INPUT MATERIAL:
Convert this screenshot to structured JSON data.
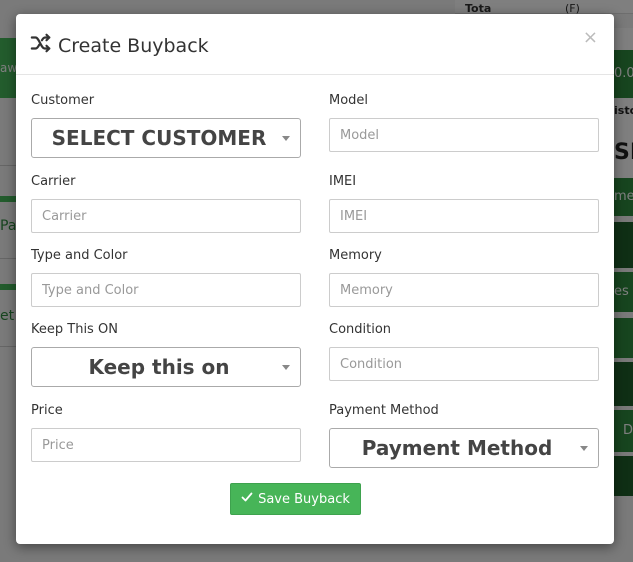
{
  "background": {
    "top_bar_label": "Tota",
    "top_bar_paren": "(F)",
    "left_fragments": [
      "aw",
      "Par",
      "et"
    ],
    "right_fragments": [
      "0.0",
      "isto",
      "SE",
      "me",
      "es V",
      "D"
    ]
  },
  "modal": {
    "title": "Create Buyback",
    "close_symbol": "×",
    "fields": {
      "customer": {
        "label": "Customer",
        "value": "SELECT CUSTOMER"
      },
      "model": {
        "label": "Model",
        "placeholder": "Model"
      },
      "carrier": {
        "label": "Carrier",
        "placeholder": "Carrier"
      },
      "imei": {
        "label": "IMEI",
        "placeholder": "IMEI"
      },
      "type_color": {
        "label": "Type and Color",
        "placeholder": "Type and Color"
      },
      "memory": {
        "label": "Memory",
        "placeholder": "Memory"
      },
      "keep_on": {
        "label": "Keep This ON",
        "value": "Keep this on"
      },
      "condition": {
        "label": "Condition",
        "placeholder": "Condition"
      },
      "price": {
        "label": "Price",
        "placeholder": "Price"
      },
      "payment_method": {
        "label": "Payment Method",
        "value": "Payment Method"
      }
    },
    "save_button": "Save Buyback"
  },
  "colors": {
    "primary_green": "#47b558",
    "dark_green": "#2f8a3f",
    "overlay": "rgba(0,0,0,0.5)"
  },
  "icons": {
    "title_icon": "shuffle-icon",
    "save_icon": "check-icon",
    "select_icon": "caret-down-icon"
  }
}
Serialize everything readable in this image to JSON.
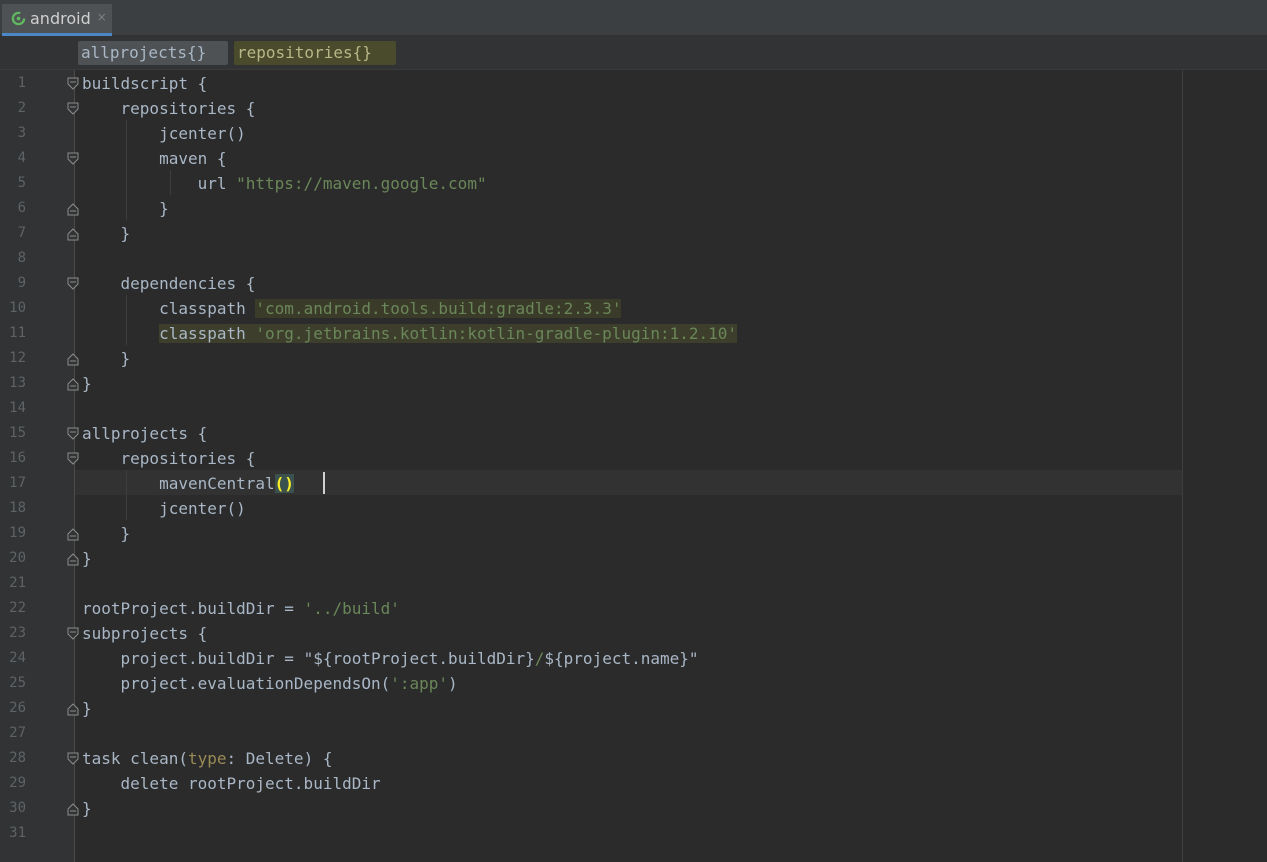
{
  "tab": {
    "label": "android",
    "close": "×",
    "icon": "gradle-sync-icon"
  },
  "breadcrumbs": [
    "allprojects{}",
    "repositories{}"
  ],
  "line_numbers": [
    "1",
    "2",
    "3",
    "4",
    "5",
    "6",
    "7",
    "8",
    "9",
    "10",
    "11",
    "12",
    "13",
    "14",
    "15",
    "16",
    "17",
    "18",
    "19",
    "20",
    "21",
    "22",
    "23",
    "24",
    "25",
    "26",
    "27",
    "28",
    "29",
    "30",
    "31"
  ],
  "code": {
    "l1": "buildscript {",
    "l2": "    repositories {",
    "l3": "        jcenter()",
    "l4": "        maven {",
    "l5a": "            url ",
    "l5b": "\"https://maven.google.com\"",
    "l6": "        }",
    "l7": "    }",
    "l9": "    dependencies {",
    "l10a": "        classpath",
    "l10b": " ",
    "l10c": "'com.android.tools.build:gradle:2.3.3'",
    "l11a": "        ",
    "l11b": "classpath ",
    "l11c": "'org.jetbrains.kotlin:kotlin-gradle-plugin:1.2.10'",
    "l12": "    }",
    "l13": "}",
    "l15": "allprojects {",
    "l16": "    repositories {",
    "l17a": "        mavenCentral",
    "l17b": "()",
    "l18": "        jcenter()",
    "l19": "    }",
    "l20": "}",
    "l22a": "rootProject.buildDir = ",
    "l22b": "'../build'",
    "l23": "subprojects {",
    "l24a": "    project.buildDir = ",
    "l24b": "\"${rootProject.buildDir}",
    "l24c": "/",
    "l24d": "${project.name}\"",
    "l25a": "    project.evaluationDependsOn(",
    "l25b": "':app'",
    "l25c": ")",
    "l26": "}",
    "l28a": "task clean(",
    "l28b": "type",
    "l28c": ": Delete) {",
    "l29": "    delete rootProject.buildDir",
    "l30": "}"
  },
  "colors": {
    "background": "#2b2b2b",
    "gutter": "#313335",
    "text": "#a9b7c6",
    "string": "#6a8759",
    "keyword": "#cc7832",
    "accent": "#4a88c7"
  }
}
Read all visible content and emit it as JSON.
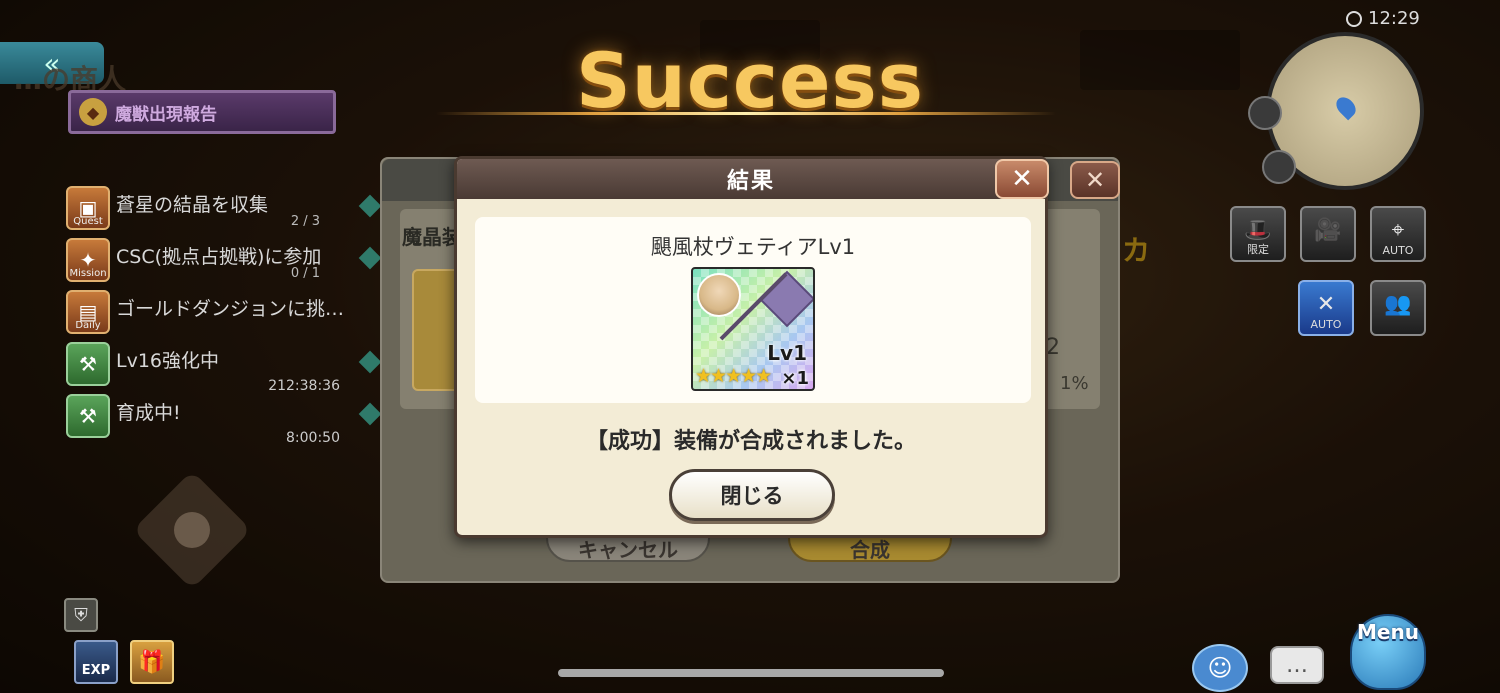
{
  "header": {
    "success_title": "Success",
    "npc_name": "…の商人",
    "report_label": "魔獣出現報告",
    "back_glyph": "«",
    "clock": "12:29"
  },
  "quests": [
    {
      "tag": "Quest",
      "label": "蒼星の結晶を収集",
      "count": "2 / 3",
      "timer": ""
    },
    {
      "tag": "Mission",
      "label": "CSC(拠点占拠戦)に参加",
      "count": "0 / 1",
      "timer": ""
    },
    {
      "tag": "Daily",
      "label": "ゴールドダンジョンに挑…",
      "count": "",
      "timer": ""
    },
    {
      "tag": "",
      "label": "Lv16強化中",
      "count": "",
      "timer": "212:38:36"
    },
    {
      "tag": "",
      "label": "育成中!",
      "count": "",
      "timer": "8:00:50"
    }
  ],
  "right_buttons": [
    {
      "label": "限定",
      "icon": "hat-icon"
    },
    {
      "label": "",
      "icon": "camera-icon"
    },
    {
      "label": "AUTO",
      "icon": "auto-target-icon"
    },
    {
      "label": "AUTO",
      "icon": "auto-skill-icon"
    },
    {
      "label": "",
      "icon": "party-icon"
    }
  ],
  "background_panel": {
    "section_label": "魔晶装",
    "right_fragment": "カ",
    "stat_value": "2",
    "stat_percent": "1%",
    "cancel_label": "キャンセル",
    "confirm_label": "合成"
  },
  "dialog": {
    "title": "結果",
    "close_glyph": "✕",
    "item_name": "颶風杖ヴェティアLv1",
    "item_level": "Lv1",
    "item_stars": "★★★★★",
    "item_quantity": "×1",
    "message": "【成功】装備が合成されました。",
    "close_button": "閉じる"
  },
  "bottom": {
    "exp_label": "EXP",
    "menu_label": "Menu"
  },
  "colors": {
    "success_gold": "#f7c860",
    "dialog_bg": "#f3ecd6",
    "dialog_header": "#5a4a42",
    "close_red": "#a85a44"
  }
}
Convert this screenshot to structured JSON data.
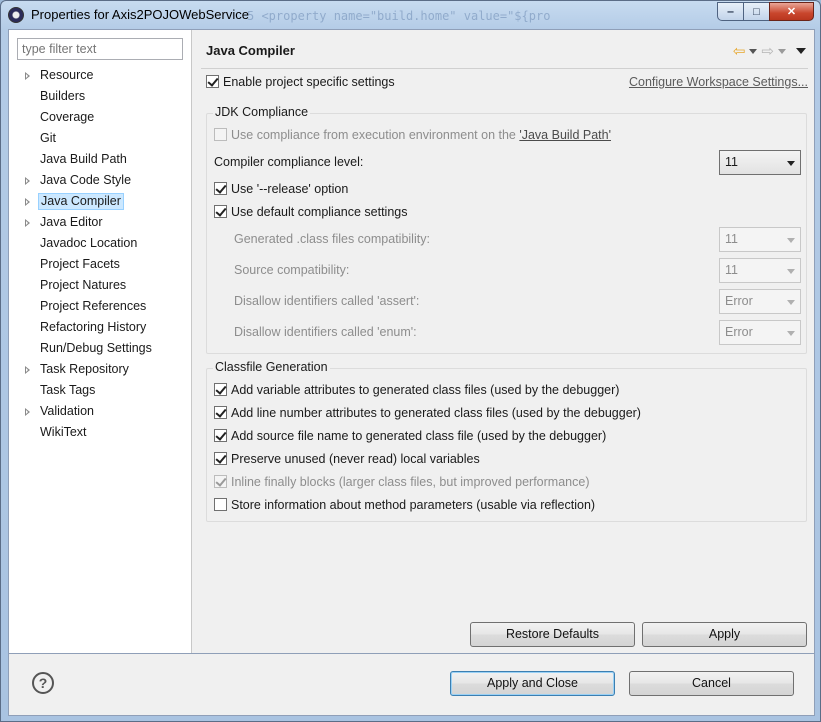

EXERCISE DESCRIPTION: Without the pictures, copy the material exactly as given.

IN RESPONSE:
Convert this screenshot to structured JSON data.
{
  "background": {
    "top_bar_label": "Tota",
    "top_bar_paren": "(F)",
    "left_fragments": [
      "aw",
      "Par",
      "et"
    ],
    "right_fragments": [
      "0.0",
      "isto",
      "SE",
      "me",
      "es V",
      "D"
    ]
  },
  "modal": {
    "title": "Create Buyback",
    "close_symbol": "×",
    "fields": {
      "customer": {
        "label": "Customer",
        "value": "SELECT CUSTOMER"
      },
      "model": {
        "label": "Model",
        "placeholder": "Model"
      },
      "carrier": {
        "label": "Carrier",
        "placeholder": "Carrier"
      },
      "imei": {
        "label": "IMEI",
        "placeholder": "IMEI"
      },
      "type_color": {
        "label": "Type and Color",
        "placeholder": "Type and Color"
      },
      "memory": {
        "label": "Memory",
        "placeholder": "Memory"
      },
      "keep_on": {
        "label": "Keep This ON",
        "value": "Keep this on"
      },
      "condition": {
        "label": "Condition",
        "placeholder": "Condition"
      },
      "price": {
        "label": "Price",
        "placeholder": "Price"
      },
      "payment_method": {
        "label": "Payment Method",
        "value": "Payment Method"
      }
    },
    "save_button": "Save Buyback"
  },
  "colors": {
    "primary_green": "#47b558",
    "dark_green": "#2f8a3f",
    "overlay": "rgba(0,0,0,0.5)"
  },
  "icons": {
    "title_icon": "shuffle-icon",
    "save_icon": "check-icon",
    "select_icon": "caret-down-icon"
  }
}
Serialize everything readable in this image to JSON.
{
  "tab": {
    "label": "android",
    "close": "×",
    "icon": "gradle-sync-icon"
  },
  "breadcrumbs": [
    "allprojects{}",
    "repositories{}"
  ],
  "line_numbers": [
    "1",
    "2",
    "3",
    "4",
    "5",
    "6",
    "7",
    "8",
    "9",
    "10",
    "11",
    "12",
    "13",
    "14",
    "15",
    "16",
    "17",
    "18",
    "19",
    "20",
    "21",
    "22",
    "23",
    "24",
    "25",
    "26",
    "27",
    "28",
    "29",
    "30",
    "31"
  ],
  "code": {
    "l1": "buildscript {",
    "l2": "    repositories {",
    "l3": "        jcenter()",
    "l4": "        maven {",
    "l5a": "            url ",
    "l5b": "\"https://maven.google.com\"",
    "l6": "        }",
    "l7": "    }",
    "l9": "    dependencies {",
    "l10a": "        classpath",
    "l10b": " ",
    "l10c": "'com.android.tools.build:gradle:2.3.3'",
    "l11a": "        ",
    "l11b": "classpath ",
    "l11c": "'org.jetbrains.kotlin:kotlin-gradle-plugin:1.2.10'",
    "l12": "    }",
    "l13": "}",
    "l15": "allprojects {",
    "l16": "    repositories {",
    "l17a": "        mavenCentral",
    "l17b": "()",
    "l18": "        jcenter()",
    "l19": "    }",
    "l20": "}",
    "l22a": "rootProject.buildDir = ",
    "l22b": "'../build'",
    "l23": "subprojects {",
    "l24a": "    project.buildDir = ",
    "l24b": "\"${rootProject.buildDir}",
    "l24c": "/",
    "l24d": "${project.name}\"",
    "l25a": "    project.evaluationDependsOn(",
    "l25b": "':app'",
    "l25c": ")",
    "l26": "}",
    "l28a": "task clean(",
    "l28b": "type",
    "l28c": ": Delete) {",
    "l29": "    delete rootProject.buildDir",
    "l30": "}"
  },
  "colors": {
    "background": "#2b2b2b",
    "gutter": "#313335",
    "text": "#a9b7c6",
    "string": "#6a8759",
    "keyword": "#cc7832",
    "accent": "#4a88c7"
  }
}
Read all visible content and emit it as JSON.
{
  "header": {
    "success_title": "Success",
    "npc_name": "…の商人",
    "report_label": "魔獣出現報告",
    "back_glyph": "«",
    "clock": "12:29"
  },
  "quests": [
    {
      "tag": "Quest",
      "label": "蒼星の結晶を収集",
      "count": "2 / 3",
      "timer": ""
    },
    {
      "tag": "Mission",
      "label": "CSC(拠点占拠戦)に参加",
      "count": "0 / 1",
      "timer": ""
    },
    {
      "tag": "Daily",
      "label": "ゴールドダンジョンに挑…",
      "count": "",
      "timer": ""
    },
    {
      "tag": "",
      "label": "Lv16強化中",
      "count": "",
      "timer": "212:38:36"
    },
    {
      "tag": "",
      "label": "育成中!",
      "count": "",
      "timer": "8:00:50"
    }
  ],
  "right_buttons": [
    {
      "label": "限定",
      "icon": "hat-icon"
    },
    {
      "label": "",
      "icon": "camera-icon"
    },
    {
      "label": "AUTO",
      "icon": "auto-target-icon"
    },
    {
      "label": "AUTO",
      "icon": "auto-skill-icon"
    },
    {
      "label": "",
      "icon": "party-icon"
    }
  ],
  "background_panel": {
    "section_label": "魔晶装",
    "right_fragment": "カ",
    "stat_value": "2",
    "stat_percent": "1%",
    "cancel_label": "キャンセル",
    "confirm_label": "合成"
  },
  "dialog": {
    "title": "結果",
    "close_glyph": "✕",
    "item_name": "颶風杖ヴェティアLv1",
    "item_level": "Lv1",
    "item_stars": "★★★★★",
    "item_quantity": "×1",
    "message": "【成功】装備が合成されました。",
    "close_button": "閉じる"
  },
  "bottom": {
    "exp_label": "EXP",
    "menu_label": "Menu"
  },
  "colors": {
    "success_gold": "#f7c860",
    "dialog_bg": "#f3ecd6",
    "dialog_header": "#5a4a42",
    "close_red": "#a85a44"
  }
}
Convert this screenshot to structured JSON data.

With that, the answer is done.